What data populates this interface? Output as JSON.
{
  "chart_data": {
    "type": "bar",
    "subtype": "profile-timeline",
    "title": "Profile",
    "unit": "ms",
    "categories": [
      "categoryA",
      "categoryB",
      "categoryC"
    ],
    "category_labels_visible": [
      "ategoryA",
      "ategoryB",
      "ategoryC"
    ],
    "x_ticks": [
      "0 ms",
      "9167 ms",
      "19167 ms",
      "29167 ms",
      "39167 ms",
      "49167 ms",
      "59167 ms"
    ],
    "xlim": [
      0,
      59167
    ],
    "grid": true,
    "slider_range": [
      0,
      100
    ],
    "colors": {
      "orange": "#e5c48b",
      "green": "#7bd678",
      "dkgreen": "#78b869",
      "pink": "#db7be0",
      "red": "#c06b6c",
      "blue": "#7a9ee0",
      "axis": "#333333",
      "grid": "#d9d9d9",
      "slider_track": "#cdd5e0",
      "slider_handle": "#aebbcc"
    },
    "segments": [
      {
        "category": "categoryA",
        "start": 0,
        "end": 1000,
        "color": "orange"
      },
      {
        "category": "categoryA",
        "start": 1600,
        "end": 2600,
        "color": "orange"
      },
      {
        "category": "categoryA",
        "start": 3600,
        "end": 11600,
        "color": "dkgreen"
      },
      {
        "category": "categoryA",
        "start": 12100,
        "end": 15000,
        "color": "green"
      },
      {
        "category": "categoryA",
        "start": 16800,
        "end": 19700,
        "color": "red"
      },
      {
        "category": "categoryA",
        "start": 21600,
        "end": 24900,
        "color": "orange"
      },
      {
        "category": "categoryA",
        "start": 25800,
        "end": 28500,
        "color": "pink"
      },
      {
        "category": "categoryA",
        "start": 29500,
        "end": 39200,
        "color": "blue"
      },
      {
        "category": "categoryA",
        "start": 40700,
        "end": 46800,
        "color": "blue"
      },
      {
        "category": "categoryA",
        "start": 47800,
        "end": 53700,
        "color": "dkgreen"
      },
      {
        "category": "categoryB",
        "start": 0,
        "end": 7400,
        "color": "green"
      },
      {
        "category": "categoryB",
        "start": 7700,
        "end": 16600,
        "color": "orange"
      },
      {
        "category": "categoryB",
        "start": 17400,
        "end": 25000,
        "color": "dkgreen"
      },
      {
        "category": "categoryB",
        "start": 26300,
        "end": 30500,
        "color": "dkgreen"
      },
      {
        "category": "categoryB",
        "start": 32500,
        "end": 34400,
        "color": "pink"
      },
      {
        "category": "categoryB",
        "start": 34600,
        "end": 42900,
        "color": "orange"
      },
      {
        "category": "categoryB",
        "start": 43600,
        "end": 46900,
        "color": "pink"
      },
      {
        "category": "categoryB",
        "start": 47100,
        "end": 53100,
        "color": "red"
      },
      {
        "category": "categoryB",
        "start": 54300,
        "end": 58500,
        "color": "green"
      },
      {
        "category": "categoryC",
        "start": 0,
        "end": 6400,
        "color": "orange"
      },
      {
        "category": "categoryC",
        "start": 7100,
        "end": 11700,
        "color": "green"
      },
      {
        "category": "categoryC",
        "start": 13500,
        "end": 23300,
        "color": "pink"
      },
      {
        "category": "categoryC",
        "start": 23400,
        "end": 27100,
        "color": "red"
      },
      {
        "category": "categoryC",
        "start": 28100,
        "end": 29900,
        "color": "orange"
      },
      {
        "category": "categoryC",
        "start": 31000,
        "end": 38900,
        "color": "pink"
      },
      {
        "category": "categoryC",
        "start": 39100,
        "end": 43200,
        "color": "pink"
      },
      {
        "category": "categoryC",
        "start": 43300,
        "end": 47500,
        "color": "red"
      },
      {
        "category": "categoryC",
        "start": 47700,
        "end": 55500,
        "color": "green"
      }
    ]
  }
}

__________

What this task involves:
Each entry is to be returned in full, character for character.

The solution:
What data populates this interface? Output as JSON.
{
  "chart_data": {
    "type": "bar",
    "subtype": "profile-timeline",
    "title": "Profile",
    "unit": "ms",
    "categories": [
      "categoryA",
      "categoryB",
      "categoryC"
    ],
    "category_labels_visible": [
      "ategoryA",
      "ategoryB",
      "ategoryC"
    ],
    "x_ticks": [
      "0 ms",
      "9167 ms",
      "19167 ms",
      "29167 ms",
      "39167 ms",
      "49167 ms",
      "59167 ms"
    ],
    "xlim": [
      0,
      59167
    ],
    "grid": true,
    "slider_range": [
      0,
      100
    ],
    "colors": {
      "orange": "#e5c48b",
      "green": "#7bd678",
      "dkgreen": "#78b869",
      "pink": "#db7be0",
      "red": "#c06b6c",
      "blue": "#7a9ee0",
      "axis": "#333333",
      "grid": "#d9d9d9",
      "slider_track": "#cdd5e0",
      "slider_handle": "#aebbcc"
    },
    "segments": [
      {
        "category": "categoryA",
        "start": 0,
        "end": 1000,
        "color": "orange"
      },
      {
        "category": "categoryA",
        "start": 1600,
        "end": 2600,
        "color": "orange"
      },
      {
        "category": "categoryA",
        "start": 3600,
        "end": 11600,
        "color": "dkgreen"
      },
      {
        "category": "categoryA",
        "start": 12100,
        "end": 15000,
        "color": "green"
      },
      {
        "category": "categoryA",
        "start": 16800,
        "end": 19700,
        "color": "red"
      },
      {
        "category": "categoryA",
        "start": 21600,
        "end": 24900,
        "color": "orange"
      },
      {
        "category": "categoryA",
        "start": 25800,
        "end": 28500,
        "color": "pink"
      },
      {
        "category": "categoryA",
        "start": 29500,
        "end": 39200,
        "color": "blue"
      },
      {
        "category": "categoryA",
        "start": 40700,
        "end": 46800,
        "color": "blue"
      },
      {
        "category": "categoryA",
        "start": 47800,
        "end": 53700,
        "color": "dkgreen"
      },
      {
        "category": "categoryB",
        "start": 0,
        "end": 7400,
        "color": "green"
      },
      {
        "category": "categoryB",
        "start": 7700,
        "end": 16600,
        "color": "orange"
      },
      {
        "category": "categoryB",
        "start": 17400,
        "end": 25000,
        "color": "dkgreen"
      },
      {
        "category": "categoryB",
        "start": 26300,
        "end": 30500,
        "color": "dkgreen"
      },
      {
        "category": "categoryB",
        "start": 32500,
        "end": 34400,
        "color": "pink"
      },
      {
        "category": "categoryB",
        "start": 34600,
        "end": 42900,
        "color": "orange"
      },
      {
        "category": "categoryB",
        "start": 43600,
        "end": 46900,
        "color": "pink"
      },
      {
        "category": "categoryB",
        "start": 47100,
        "end": 53100,
        "color": "red"
      },
      {
        "category": "categoryB",
        "start": 54300,
        "end": 58500,
        "color": "green"
      },
      {
        "category": "categoryC",
        "start": 0,
        "end": 6400,
        "color": "orange"
      },
      {
        "category": "categoryC",
        "start": 7100,
        "end": 11700,
        "color": "green"
      },
      {
        "category": "categoryC",
        "start": 13500,
        "end": 23300,
        "color": "pink"
      },
      {
        "category": "categoryC",
        "start": 23400,
        "end": 27100,
        "color": "red"
      },
      {
        "category": "categoryC",
        "start": 28100,
        "end": 29900,
        "color": "orange"
      },
      {
        "category": "categoryC",
        "start": 31000,
        "end": 38900,
        "color": "pink"
      },
      {
        "category": "categoryC",
        "start": 39100,
        "end": 43200,
        "color": "pink"
      },
      {
        "category": "categoryC",
        "start": 43300,
        "end": 47500,
        "color": "red"
      },
      {
        "category": "categoryC",
        "start": 47700,
        "end": 55500,
        "color": "green"
      }
    ]
  }
}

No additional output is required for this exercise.